[The task] Output the material beneath exactly, leaving nothing out.

[The input]
..........

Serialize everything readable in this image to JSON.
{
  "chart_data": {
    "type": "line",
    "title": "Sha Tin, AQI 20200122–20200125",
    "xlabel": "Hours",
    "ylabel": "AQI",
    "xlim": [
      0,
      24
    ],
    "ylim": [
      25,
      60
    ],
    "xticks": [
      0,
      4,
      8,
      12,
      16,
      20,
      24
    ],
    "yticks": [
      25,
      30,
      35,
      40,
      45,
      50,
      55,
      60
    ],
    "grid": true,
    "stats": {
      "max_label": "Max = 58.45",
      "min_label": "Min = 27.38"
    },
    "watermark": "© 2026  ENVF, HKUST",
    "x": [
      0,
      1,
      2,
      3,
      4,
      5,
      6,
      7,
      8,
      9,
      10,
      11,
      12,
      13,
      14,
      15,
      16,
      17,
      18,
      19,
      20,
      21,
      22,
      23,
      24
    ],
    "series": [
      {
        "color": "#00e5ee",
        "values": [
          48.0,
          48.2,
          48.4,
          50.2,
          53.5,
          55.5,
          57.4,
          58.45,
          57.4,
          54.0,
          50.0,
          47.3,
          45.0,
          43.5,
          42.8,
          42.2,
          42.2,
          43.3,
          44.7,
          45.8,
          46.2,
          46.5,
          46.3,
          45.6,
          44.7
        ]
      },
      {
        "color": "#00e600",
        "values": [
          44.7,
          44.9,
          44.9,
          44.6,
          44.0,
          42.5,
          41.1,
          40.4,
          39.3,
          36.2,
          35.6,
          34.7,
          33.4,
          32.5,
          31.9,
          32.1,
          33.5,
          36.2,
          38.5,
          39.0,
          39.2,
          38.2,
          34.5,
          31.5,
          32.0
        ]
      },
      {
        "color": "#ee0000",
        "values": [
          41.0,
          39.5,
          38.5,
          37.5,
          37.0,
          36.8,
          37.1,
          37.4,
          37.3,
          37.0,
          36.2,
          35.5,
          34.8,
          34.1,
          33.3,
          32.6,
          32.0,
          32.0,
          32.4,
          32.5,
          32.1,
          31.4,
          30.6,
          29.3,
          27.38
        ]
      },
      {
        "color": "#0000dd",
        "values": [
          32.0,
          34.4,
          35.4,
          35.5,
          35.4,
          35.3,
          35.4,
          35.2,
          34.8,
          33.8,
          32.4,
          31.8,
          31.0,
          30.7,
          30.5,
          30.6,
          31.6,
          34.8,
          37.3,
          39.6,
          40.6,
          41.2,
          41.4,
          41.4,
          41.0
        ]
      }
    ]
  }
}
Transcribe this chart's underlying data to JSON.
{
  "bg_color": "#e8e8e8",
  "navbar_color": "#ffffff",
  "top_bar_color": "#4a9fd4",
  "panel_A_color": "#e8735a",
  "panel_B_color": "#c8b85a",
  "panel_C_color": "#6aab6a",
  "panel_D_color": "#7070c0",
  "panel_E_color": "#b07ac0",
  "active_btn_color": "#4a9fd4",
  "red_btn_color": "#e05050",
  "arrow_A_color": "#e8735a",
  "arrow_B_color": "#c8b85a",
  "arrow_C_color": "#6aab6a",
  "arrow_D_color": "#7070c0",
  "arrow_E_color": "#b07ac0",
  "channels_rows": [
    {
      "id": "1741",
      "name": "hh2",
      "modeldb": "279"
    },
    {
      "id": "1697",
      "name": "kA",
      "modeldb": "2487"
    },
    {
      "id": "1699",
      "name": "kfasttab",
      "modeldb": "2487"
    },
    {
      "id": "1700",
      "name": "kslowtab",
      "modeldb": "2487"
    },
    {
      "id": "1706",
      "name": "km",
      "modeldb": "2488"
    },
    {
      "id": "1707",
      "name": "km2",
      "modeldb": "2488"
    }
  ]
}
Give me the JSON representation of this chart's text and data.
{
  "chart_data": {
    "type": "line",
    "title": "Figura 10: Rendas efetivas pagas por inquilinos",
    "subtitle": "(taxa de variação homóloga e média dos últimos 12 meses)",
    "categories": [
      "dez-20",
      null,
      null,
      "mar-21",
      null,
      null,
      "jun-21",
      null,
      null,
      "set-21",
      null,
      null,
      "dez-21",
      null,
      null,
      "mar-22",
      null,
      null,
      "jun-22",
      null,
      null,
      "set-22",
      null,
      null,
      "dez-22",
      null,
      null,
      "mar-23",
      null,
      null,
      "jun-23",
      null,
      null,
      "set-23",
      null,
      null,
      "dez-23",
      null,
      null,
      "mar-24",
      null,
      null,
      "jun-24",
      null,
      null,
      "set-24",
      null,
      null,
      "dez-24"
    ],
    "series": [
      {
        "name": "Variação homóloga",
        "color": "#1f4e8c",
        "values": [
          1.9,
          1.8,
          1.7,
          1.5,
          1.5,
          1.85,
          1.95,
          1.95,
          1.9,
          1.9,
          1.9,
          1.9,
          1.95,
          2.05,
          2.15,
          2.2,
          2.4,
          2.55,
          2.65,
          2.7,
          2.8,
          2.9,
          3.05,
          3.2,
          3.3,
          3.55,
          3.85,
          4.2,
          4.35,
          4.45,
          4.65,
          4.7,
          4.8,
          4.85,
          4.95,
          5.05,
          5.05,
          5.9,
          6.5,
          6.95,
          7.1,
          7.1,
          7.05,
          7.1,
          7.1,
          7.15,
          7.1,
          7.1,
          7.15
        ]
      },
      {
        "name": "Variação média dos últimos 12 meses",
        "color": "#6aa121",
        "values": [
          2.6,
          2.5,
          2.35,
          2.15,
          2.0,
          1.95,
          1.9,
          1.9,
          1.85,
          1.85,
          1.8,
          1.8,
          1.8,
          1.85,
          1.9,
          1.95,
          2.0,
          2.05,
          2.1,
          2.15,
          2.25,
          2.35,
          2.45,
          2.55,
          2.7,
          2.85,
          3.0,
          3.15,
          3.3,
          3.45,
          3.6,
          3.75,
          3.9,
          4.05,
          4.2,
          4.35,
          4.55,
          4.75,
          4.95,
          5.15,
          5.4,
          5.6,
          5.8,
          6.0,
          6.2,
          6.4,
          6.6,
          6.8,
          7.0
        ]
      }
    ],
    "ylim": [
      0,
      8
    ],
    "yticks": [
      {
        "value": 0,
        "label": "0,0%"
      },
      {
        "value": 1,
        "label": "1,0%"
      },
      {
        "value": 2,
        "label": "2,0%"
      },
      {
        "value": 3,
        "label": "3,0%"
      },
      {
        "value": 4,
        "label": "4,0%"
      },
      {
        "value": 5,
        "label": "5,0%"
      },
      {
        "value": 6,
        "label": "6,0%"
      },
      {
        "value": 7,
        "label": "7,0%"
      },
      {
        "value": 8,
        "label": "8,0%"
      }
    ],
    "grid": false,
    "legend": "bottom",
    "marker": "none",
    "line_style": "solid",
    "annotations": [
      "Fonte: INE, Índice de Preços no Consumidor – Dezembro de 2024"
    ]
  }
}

..........

[Solution]
Serialize everything readable in this image to JSON.
{
  "chart_data": {
    "type": "line",
    "title": "Sha Tin, AQI 20200122–20200125",
    "xlabel": "Hours",
    "ylabel": "AQI",
    "xlim": [
      0,
      24
    ],
    "ylim": [
      25,
      60
    ],
    "xticks": [
      0,
      4,
      8,
      12,
      16,
      20,
      24
    ],
    "yticks": [
      25,
      30,
      35,
      40,
      45,
      50,
      55,
      60
    ],
    "grid": true,
    "stats": {
      "max_label": "Max = 58.45",
      "min_label": "Min = 27.38"
    },
    "watermark": "© 2026  ENVF, HKUST",
    "x": [
      0,
      1,
      2,
      3,
      4,
      5,
      6,
      7,
      8,
      9,
      10,
      11,
      12,
      13,
      14,
      15,
      16,
      17,
      18,
      19,
      20,
      21,
      22,
      23,
      24
    ],
    "series": [
      {
        "color": "#00e5ee",
        "values": [
          48.0,
          48.2,
          48.4,
          50.2,
          53.5,
          55.5,
          57.4,
          58.45,
          57.4,
          54.0,
          50.0,
          47.3,
          45.0,
          43.5,
          42.8,
          42.2,
          42.2,
          43.3,
          44.7,
          45.8,
          46.2,
          46.5,
          46.3,
          45.6,
          44.7
        ]
      },
      {
        "color": "#00e600",
        "values": [
          44.7,
          44.9,
          44.9,
          44.6,
          44.0,
          42.5,
          41.1,
          40.4,
          39.3,
          36.2,
          35.6,
          34.7,
          33.4,
          32.5,
          31.9,
          32.1,
          33.5,
          36.2,
          38.5,
          39.0,
          39.2,
          38.2,
          34.5,
          31.5,
          32.0
        ]
      },
      {
        "color": "#ee0000",
        "values": [
          41.0,
          39.5,
          38.5,
          37.5,
          37.0,
          36.8,
          37.1,
          37.4,
          37.3,
          37.0,
          36.2,
          35.5,
          34.8,
          34.1,
          33.3,
          32.6,
          32.0,
          32.0,
          32.4,
          32.5,
          32.1,
          31.4,
          30.6,
          29.3,
          27.38
        ]
      },
      {
        "color": "#0000dd",
        "values": [
          32.0,
          34.4,
          35.4,
          35.5,
          35.4,
          35.3,
          35.4,
          35.2,
          34.8,
          33.8,
          32.4,
          31.8,
          31.0,
          30.7,
          30.5,
          30.6,
          31.6,
          34.8,
          37.3,
          39.6,
          40.6,
          41.2,
          41.4,
          41.4,
          41.0
        ]
      }
    ]
  }
}
Transcribe this chart's underlying data to JSON.
{
  "bg_color": "#e8e8e8",
  "navbar_color": "#ffffff",
  "top_bar_color": "#4a9fd4",
  "panel_A_color": "#e8735a",
  "panel_B_color": "#c8b85a",
  "panel_C_color": "#6aab6a",
  "panel_D_color": "#7070c0",
  "panel_E_color": "#b07ac0",
  "active_btn_color": "#4a9fd4",
  "red_btn_color": "#e05050",
  "arrow_A_color": "#e8735a",
  "arrow_B_color": "#c8b85a",
  "arrow_C_color": "#6aab6a",
  "arrow_D_color": "#7070c0",
  "arrow_E_color": "#b07ac0",
  "channels_rows": [
    {
      "id": "1741",
      "name": "hh2",
      "modeldb": "279"
    },
    {
      "id": "1697",
      "name": "kA",
      "modeldb": "2487"
    },
    {
      "id": "1699",
      "name": "kfasttab",
      "modeldb": "2487"
    },
    {
      "id": "1700",
      "name": "kslowtab",
      "modeldb": "2487"
    },
    {
      "id": "1706",
      "name": "km",
      "modeldb": "2488"
    },
    {
      "id": "1707",
      "name": "km2",
      "modeldb": "2488"
    }
  ]
}
Give me the JSON representation of this chart's text and data.
{
  "chart_data": {
    "type": "line",
    "title": "Figura 10: Rendas efetivas pagas por inquilinos",
    "subtitle": "(taxa de variação homóloga e média dos últimos 12 meses)",
    "categories": [
      "dez-20",
      null,
      null,
      "mar-21",
      null,
      null,
      "jun-21",
      null,
      null,
      "set-21",
      null,
      null,
      "dez-21",
      null,
      null,
      "mar-22",
      null,
      null,
      "jun-22",
      null,
      null,
      "set-22",
      null,
      null,
      "dez-22",
      null,
      null,
      "mar-23",
      null,
      null,
      "jun-23",
      null,
      null,
      "set-23",
      null,
      null,
      "dez-23",
      null,
      null,
      "mar-24",
      null,
      null,
      "jun-24",
      null,
      null,
      "set-24",
      null,
      null,
      "dez-24"
    ],
    "series": [
      {
        "name": "Variação homóloga",
        "color": "#1f4e8c",
        "values": [
          1.9,
          1.8,
          1.7,
          1.5,
          1.5,
          1.85,
          1.95,
          1.95,
          1.9,
          1.9,
          1.9,
          1.9,
          1.95,
          2.05,
          2.15,
          2.2,
          2.4,
          2.55,
          2.65,
          2.7,
          2.8,
          2.9,
          3.05,
          3.2,
          3.3,
          3.55,
          3.85,
          4.2,
          4.35,
          4.45,
          4.65,
          4.7,
          4.8,
          4.85,
          4.95,
          5.05,
          5.05,
          5.9,
          6.5,
          6.95,
          7.1,
          7.1,
          7.05,
          7.1,
          7.1,
          7.15,
          7.1,
          7.1,
          7.15
        ]
      },
      {
        "name": "Variação média dos últimos 12 meses",
        "color": "#6aa121",
        "values": [
          2.6,
          2.5,
          2.35,
          2.15,
          2.0,
          1.95,
          1.9,
          1.9,
          1.85,
          1.85,
          1.8,
          1.8,
          1.8,
          1.85,
          1.9,
          1.95,
          2.0,
          2.05,
          2.1,
          2.15,
          2.25,
          2.35,
          2.45,
          2.55,
          2.7,
          2.85,
          3.0,
          3.15,
          3.3,
          3.45,
          3.6,
          3.75,
          3.9,
          4.05,
          4.2,
          4.35,
          4.55,
          4.75,
          4.95,
          5.15,
          5.4,
          5.6,
          5.8,
          6.0,
          6.2,
          6.4,
          6.6,
          6.8,
          7.0
        ]
      }
    ],
    "ylim": [
      0,
      8
    ],
    "yticks": [
      {
        "value": 0,
        "label": "0,0%"
      },
      {
        "value": 1,
        "label": "1,0%"
      },
      {
        "value": 2,
        "label": "2,0%"
      },
      {
        "value": 3,
        "label": "3,0%"
      },
      {
        "value": 4,
        "label": "4,0%"
      },
      {
        "value": 5,
        "label": "5,0%"
      },
      {
        "value": 6,
        "label": "6,0%"
      },
      {
        "value": 7,
        "label": "7,0%"
      },
      {
        "value": 8,
        "label": "8,0%"
      }
    ],
    "grid": false,
    "legend": "bottom",
    "marker": "none",
    "line_style": "solid",
    "annotations": [
      "Fonte: INE, Índice de Preços no Consumidor – Dezembro de 2024"
    ]
  }
}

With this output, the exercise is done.